◆ **THE REQUEST**
Find each line with "size" and copy it.

◆ **ENTRIES SHOWN**
---
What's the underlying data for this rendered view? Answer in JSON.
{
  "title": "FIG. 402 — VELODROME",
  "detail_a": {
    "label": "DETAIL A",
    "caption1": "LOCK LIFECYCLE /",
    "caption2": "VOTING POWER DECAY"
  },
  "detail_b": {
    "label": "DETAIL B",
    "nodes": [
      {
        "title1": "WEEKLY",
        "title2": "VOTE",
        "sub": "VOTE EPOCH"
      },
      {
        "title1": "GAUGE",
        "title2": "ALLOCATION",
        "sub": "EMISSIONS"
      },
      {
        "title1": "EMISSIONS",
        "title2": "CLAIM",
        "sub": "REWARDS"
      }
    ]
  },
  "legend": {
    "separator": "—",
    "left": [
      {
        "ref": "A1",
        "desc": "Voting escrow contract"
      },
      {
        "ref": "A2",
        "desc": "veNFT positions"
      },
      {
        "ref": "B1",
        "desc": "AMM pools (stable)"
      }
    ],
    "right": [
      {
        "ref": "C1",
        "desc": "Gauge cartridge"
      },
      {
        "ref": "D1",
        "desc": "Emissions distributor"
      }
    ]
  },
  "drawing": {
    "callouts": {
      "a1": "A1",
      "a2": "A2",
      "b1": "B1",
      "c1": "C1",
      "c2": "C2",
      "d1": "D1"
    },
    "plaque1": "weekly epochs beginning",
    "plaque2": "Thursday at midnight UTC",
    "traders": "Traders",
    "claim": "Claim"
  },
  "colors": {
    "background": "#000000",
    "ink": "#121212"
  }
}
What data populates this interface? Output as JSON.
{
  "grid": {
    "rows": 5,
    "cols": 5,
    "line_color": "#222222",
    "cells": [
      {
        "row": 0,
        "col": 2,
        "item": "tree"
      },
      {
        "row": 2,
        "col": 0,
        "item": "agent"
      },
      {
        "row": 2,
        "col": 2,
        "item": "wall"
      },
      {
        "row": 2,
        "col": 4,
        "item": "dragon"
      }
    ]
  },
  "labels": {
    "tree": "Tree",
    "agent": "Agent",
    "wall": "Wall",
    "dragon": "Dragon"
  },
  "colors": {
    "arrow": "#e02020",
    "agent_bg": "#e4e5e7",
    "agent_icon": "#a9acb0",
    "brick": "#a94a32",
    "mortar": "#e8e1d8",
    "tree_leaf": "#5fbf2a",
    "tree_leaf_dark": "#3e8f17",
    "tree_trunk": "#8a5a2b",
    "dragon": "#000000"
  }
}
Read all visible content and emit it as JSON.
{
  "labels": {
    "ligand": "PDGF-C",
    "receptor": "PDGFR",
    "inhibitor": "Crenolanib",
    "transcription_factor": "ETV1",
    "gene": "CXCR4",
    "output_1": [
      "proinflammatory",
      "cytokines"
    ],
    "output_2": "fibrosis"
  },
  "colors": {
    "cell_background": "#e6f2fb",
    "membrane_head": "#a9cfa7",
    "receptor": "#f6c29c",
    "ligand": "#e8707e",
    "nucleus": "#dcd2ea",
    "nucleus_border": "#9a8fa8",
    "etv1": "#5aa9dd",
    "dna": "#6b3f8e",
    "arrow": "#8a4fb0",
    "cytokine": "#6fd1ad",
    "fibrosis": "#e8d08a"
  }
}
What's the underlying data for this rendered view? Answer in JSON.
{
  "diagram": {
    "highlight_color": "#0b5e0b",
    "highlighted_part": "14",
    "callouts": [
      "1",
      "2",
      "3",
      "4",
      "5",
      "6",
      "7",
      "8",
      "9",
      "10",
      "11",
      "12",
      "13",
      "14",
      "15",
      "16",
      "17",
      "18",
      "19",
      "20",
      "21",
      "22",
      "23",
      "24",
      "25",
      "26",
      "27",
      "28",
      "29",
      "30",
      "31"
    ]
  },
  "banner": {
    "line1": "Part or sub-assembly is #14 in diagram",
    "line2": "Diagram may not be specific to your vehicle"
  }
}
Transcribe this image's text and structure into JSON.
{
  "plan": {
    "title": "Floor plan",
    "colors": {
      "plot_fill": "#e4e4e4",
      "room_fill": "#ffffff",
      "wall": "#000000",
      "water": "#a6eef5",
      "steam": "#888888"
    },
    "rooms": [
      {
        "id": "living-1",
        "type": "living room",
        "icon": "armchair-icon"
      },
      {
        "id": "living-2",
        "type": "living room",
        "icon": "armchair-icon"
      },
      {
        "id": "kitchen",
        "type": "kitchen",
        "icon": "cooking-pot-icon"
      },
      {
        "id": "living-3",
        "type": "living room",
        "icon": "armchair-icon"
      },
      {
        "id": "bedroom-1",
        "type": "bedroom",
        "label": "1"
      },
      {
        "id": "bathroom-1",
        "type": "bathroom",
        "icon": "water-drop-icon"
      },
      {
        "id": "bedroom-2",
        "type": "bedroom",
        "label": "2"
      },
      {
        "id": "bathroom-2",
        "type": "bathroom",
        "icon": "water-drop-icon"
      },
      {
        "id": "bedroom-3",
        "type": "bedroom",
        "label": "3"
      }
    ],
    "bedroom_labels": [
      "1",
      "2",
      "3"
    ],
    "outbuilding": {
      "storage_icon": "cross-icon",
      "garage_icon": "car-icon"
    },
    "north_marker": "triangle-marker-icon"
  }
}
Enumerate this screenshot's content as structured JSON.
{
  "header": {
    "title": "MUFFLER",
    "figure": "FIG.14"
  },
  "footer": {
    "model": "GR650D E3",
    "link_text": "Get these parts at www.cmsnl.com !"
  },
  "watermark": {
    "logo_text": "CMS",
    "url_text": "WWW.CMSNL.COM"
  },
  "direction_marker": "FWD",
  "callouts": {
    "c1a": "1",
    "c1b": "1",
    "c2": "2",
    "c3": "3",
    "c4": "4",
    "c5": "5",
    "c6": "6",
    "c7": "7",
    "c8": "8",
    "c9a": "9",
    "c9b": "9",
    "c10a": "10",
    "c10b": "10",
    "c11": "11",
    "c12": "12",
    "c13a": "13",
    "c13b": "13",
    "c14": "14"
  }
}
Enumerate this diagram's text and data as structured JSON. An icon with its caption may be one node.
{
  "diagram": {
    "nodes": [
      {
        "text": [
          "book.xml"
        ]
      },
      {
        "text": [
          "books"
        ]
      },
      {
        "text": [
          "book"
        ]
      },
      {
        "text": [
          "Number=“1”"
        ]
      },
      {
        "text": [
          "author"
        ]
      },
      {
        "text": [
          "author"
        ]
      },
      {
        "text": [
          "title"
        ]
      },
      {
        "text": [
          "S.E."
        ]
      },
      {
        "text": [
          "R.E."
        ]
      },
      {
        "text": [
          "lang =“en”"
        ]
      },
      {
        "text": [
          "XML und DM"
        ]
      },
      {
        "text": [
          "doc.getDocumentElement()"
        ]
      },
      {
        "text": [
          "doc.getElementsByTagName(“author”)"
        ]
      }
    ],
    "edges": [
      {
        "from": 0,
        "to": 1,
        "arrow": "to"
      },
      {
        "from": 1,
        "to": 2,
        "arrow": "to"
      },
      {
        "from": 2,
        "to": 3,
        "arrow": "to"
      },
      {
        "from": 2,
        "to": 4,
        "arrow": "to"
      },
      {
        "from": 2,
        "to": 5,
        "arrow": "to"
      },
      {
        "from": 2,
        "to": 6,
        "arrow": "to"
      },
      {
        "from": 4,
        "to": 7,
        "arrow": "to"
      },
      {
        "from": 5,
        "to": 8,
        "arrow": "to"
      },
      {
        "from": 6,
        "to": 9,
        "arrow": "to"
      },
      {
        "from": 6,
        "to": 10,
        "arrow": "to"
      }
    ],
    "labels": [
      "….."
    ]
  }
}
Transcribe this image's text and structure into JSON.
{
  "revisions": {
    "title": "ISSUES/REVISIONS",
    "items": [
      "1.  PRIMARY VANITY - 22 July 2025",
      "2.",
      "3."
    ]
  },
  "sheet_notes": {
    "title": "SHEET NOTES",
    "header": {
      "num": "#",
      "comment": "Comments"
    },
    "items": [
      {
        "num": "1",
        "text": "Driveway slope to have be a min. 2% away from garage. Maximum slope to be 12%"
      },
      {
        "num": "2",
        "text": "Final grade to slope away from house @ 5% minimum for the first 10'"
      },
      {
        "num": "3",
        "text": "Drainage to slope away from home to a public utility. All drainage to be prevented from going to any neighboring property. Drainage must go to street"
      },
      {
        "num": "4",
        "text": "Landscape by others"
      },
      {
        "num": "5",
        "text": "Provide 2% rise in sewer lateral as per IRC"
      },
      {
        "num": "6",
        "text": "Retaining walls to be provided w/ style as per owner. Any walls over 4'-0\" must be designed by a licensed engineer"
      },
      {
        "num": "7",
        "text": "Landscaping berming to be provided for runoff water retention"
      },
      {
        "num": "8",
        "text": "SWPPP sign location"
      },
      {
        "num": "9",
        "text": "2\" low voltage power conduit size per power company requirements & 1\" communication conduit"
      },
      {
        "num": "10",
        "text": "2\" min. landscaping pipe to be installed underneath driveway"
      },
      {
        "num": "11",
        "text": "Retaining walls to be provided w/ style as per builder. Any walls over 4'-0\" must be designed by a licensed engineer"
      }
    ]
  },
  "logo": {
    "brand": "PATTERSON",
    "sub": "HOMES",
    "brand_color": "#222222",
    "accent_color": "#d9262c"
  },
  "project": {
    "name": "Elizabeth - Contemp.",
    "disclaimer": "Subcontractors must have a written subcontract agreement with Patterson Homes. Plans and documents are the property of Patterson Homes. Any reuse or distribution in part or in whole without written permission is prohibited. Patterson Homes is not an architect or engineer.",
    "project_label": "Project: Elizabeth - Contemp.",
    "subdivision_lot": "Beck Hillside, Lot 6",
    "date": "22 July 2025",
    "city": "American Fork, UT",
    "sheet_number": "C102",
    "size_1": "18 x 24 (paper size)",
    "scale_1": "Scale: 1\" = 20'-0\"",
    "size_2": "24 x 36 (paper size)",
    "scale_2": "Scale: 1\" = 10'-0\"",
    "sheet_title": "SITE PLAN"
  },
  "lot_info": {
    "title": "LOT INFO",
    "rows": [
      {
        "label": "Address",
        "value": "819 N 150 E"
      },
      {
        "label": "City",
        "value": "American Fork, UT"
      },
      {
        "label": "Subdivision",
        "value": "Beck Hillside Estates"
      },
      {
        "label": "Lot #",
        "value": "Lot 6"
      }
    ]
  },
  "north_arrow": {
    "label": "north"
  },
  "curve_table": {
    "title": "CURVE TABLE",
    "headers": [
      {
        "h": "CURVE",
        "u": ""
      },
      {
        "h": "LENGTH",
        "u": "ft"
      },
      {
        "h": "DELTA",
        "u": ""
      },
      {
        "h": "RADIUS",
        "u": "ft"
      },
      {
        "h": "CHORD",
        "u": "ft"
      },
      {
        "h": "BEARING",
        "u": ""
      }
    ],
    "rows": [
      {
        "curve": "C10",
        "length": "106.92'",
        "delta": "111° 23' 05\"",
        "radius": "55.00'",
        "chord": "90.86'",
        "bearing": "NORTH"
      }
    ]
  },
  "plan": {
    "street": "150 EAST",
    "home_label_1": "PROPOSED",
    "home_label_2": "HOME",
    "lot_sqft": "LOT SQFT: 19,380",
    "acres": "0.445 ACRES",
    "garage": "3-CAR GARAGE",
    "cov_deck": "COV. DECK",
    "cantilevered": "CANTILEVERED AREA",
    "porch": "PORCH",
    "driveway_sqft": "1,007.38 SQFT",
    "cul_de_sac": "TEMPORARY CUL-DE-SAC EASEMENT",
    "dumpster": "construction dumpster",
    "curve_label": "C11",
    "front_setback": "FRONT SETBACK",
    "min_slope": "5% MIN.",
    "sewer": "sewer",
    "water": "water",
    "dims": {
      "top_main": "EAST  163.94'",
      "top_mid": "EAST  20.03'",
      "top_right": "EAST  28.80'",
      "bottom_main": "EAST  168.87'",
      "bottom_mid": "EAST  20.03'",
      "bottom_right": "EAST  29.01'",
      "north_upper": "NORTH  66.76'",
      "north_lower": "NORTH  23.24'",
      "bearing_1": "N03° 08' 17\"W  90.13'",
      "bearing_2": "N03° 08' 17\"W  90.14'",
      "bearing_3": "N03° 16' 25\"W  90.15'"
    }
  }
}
---
◆ **THE REPLY**
        "text": "2\" low voltage power conduit size per power company requirements & 1\" communication conduit"
    "size_1": "18 x 24 (paper size)",
    "size_2": "24 x 36 (paper size)",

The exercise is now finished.